*RECORDS FOR THE TASK:*

********

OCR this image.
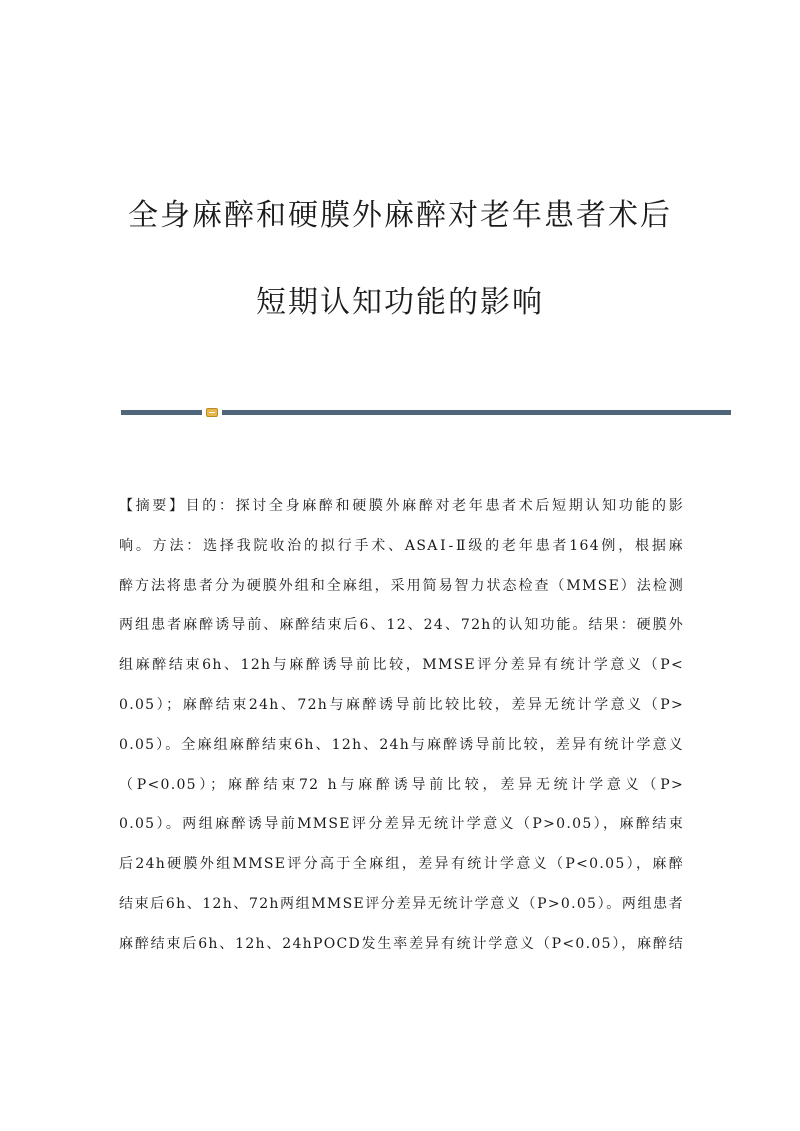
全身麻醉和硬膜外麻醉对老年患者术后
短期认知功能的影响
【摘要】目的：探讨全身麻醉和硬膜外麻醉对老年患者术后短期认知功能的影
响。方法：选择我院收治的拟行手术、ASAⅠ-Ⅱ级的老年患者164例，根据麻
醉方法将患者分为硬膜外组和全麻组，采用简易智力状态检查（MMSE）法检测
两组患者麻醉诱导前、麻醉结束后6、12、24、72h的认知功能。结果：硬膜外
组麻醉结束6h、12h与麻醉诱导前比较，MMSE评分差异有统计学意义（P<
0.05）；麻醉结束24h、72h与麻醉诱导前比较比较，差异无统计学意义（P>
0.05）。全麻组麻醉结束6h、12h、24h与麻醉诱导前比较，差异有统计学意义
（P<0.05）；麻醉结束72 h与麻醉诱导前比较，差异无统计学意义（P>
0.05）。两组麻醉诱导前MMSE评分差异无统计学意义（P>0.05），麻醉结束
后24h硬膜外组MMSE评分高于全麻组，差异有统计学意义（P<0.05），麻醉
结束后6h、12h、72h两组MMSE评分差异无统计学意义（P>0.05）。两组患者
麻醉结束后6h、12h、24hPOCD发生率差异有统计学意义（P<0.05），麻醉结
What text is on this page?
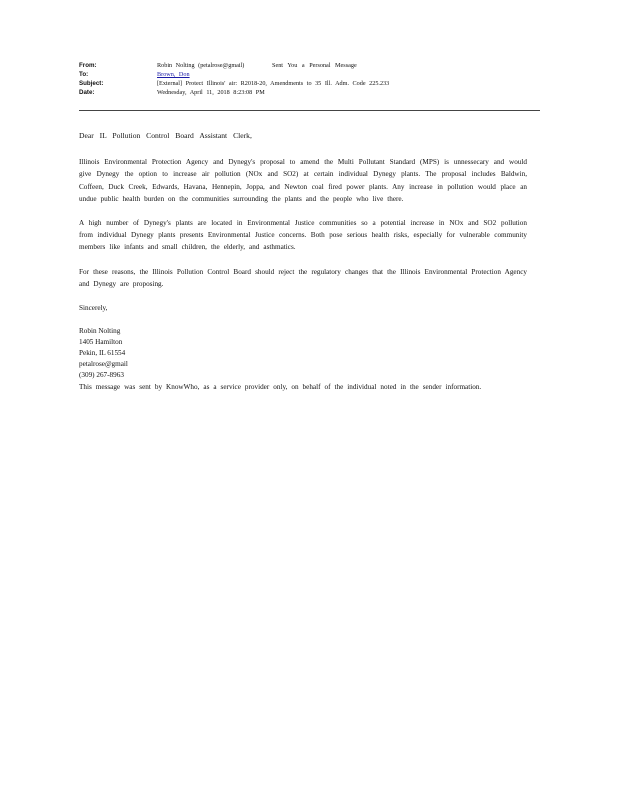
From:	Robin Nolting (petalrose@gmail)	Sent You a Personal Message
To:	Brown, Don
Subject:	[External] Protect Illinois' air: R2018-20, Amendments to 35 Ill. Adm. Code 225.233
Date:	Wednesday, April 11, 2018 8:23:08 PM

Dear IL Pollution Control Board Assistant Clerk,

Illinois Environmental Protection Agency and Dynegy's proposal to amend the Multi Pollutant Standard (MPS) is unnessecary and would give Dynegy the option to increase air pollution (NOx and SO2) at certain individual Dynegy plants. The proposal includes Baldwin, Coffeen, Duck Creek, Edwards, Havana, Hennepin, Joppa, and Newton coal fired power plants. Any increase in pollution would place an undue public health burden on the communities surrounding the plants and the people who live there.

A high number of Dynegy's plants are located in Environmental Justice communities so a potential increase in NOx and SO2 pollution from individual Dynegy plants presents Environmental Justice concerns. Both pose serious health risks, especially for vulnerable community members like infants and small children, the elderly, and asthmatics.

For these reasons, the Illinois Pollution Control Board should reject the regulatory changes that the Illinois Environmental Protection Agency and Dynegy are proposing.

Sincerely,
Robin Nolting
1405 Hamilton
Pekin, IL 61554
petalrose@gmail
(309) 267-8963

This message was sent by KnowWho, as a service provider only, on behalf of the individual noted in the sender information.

********

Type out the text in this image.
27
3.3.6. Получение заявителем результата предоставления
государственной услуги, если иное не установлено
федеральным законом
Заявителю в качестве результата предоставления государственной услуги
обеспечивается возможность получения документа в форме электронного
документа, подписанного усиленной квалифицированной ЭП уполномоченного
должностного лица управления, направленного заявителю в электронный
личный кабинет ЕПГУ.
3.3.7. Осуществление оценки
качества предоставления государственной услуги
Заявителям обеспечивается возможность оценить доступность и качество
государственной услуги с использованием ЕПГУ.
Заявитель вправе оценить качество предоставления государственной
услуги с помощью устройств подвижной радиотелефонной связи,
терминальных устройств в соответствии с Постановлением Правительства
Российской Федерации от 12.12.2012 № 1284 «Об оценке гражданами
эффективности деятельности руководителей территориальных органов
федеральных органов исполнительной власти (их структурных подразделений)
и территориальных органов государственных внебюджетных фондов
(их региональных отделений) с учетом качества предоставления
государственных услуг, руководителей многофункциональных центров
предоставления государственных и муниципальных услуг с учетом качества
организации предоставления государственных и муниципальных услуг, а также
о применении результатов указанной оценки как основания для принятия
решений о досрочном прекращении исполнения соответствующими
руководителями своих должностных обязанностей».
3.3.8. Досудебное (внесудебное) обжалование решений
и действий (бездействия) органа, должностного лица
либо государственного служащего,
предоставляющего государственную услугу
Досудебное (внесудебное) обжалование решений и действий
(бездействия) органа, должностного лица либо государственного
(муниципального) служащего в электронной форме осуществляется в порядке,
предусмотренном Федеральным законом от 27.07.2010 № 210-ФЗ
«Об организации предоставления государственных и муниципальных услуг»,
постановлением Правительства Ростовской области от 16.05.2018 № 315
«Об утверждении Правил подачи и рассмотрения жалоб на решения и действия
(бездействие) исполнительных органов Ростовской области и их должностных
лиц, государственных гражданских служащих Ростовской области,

********

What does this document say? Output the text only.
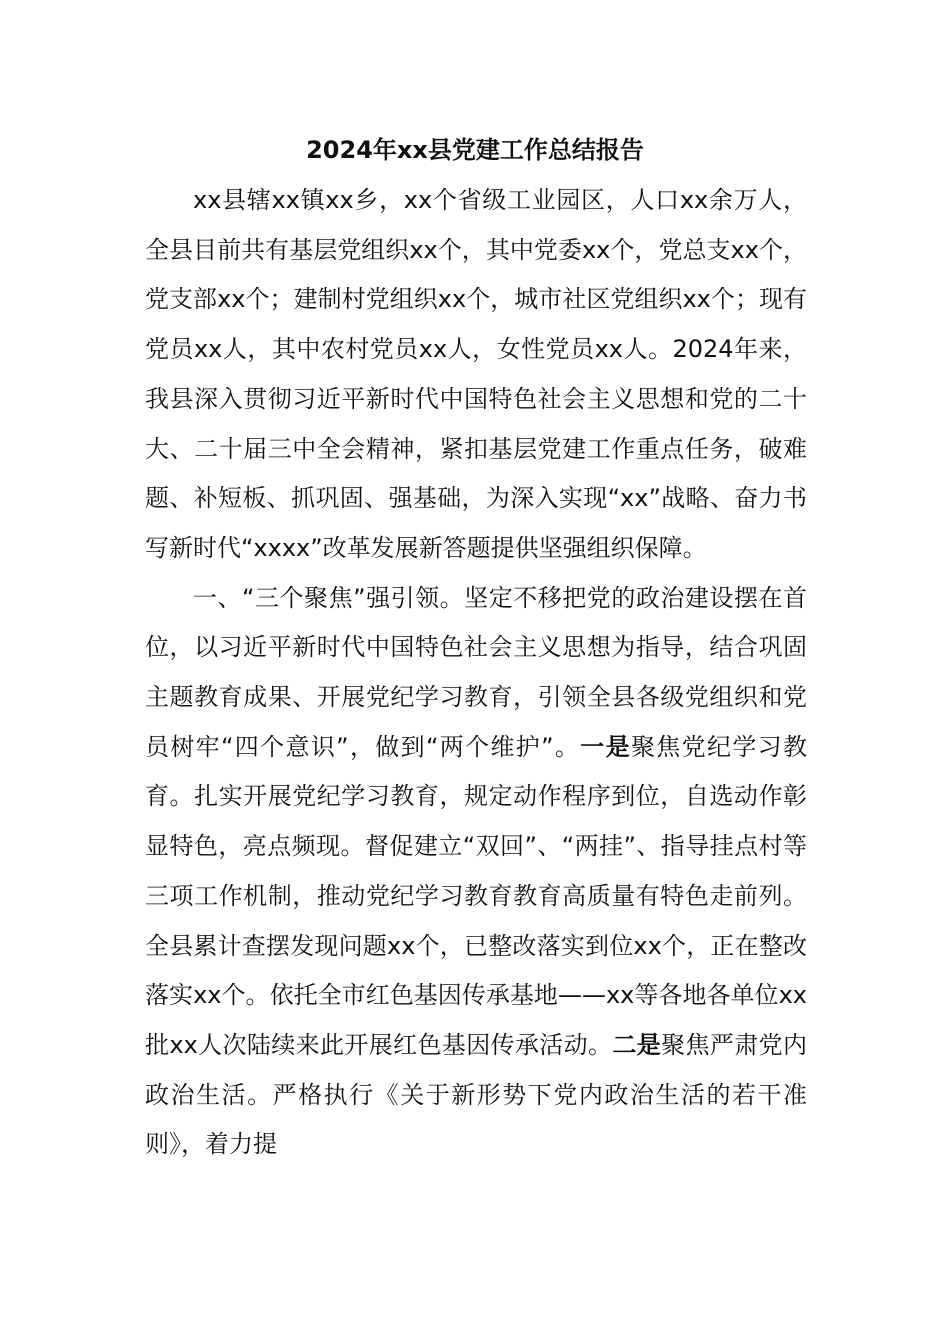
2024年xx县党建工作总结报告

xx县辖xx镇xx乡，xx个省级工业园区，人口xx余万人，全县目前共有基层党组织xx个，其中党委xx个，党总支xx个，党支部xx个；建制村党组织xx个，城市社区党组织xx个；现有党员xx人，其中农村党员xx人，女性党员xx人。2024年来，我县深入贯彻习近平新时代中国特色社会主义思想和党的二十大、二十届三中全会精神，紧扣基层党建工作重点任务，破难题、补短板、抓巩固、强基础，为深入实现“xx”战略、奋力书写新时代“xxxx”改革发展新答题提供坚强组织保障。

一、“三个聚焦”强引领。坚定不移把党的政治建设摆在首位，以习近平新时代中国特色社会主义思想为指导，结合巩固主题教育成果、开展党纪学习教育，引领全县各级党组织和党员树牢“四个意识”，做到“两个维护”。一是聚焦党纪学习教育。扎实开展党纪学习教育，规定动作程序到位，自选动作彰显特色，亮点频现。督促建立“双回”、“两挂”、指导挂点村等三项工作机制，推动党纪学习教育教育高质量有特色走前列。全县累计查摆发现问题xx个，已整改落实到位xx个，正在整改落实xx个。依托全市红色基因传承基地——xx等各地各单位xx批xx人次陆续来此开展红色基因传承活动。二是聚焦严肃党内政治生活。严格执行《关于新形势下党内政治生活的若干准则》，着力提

********

*EXERCISE DIRECTIONS:*
Considering only the records above, state the number of lines that include the word "оценить", with nothing added.

*RESULT OF THIS EXERCISE:*
2